**Task description**
Collect all lines from the listing that include the string "were".

**Input for this task**
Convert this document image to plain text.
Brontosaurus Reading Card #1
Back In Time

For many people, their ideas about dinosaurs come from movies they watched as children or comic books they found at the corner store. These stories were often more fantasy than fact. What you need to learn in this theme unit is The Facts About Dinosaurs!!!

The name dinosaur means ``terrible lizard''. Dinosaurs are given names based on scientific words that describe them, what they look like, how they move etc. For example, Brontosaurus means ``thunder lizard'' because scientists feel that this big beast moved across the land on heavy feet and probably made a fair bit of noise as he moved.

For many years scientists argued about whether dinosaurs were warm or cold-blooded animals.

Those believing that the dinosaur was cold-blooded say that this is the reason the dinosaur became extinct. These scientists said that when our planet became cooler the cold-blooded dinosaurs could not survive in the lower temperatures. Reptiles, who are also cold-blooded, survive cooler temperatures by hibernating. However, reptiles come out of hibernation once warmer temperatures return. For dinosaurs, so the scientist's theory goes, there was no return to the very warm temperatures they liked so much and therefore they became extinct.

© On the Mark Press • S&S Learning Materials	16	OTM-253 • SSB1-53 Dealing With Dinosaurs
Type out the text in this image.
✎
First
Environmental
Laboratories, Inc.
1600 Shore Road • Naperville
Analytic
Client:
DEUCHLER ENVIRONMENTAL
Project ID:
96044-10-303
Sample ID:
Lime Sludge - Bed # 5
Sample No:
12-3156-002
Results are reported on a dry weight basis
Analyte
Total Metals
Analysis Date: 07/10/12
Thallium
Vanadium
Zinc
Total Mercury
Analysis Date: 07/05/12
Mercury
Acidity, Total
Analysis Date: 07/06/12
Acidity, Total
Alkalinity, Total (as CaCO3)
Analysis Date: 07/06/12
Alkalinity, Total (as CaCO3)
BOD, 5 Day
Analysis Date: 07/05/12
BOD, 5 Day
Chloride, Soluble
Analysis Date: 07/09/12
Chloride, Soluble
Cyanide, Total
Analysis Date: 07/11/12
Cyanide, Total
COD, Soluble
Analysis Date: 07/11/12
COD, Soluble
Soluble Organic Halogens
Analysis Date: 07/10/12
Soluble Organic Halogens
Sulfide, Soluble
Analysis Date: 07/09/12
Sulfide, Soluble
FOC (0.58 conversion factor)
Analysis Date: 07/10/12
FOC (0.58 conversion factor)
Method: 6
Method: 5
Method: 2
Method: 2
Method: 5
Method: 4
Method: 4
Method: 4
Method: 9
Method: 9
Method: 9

**Task result**
For many people, their ideas about dinosaurs come from movies they watched as children or comic books they found at the corner store. These stories were often more fantasy than fact. What you need to learn in this theme unit is The Facts About Dinosaurs!!!
For many years scientists argued about whether dinosaurs were warm or cold-blooded animals.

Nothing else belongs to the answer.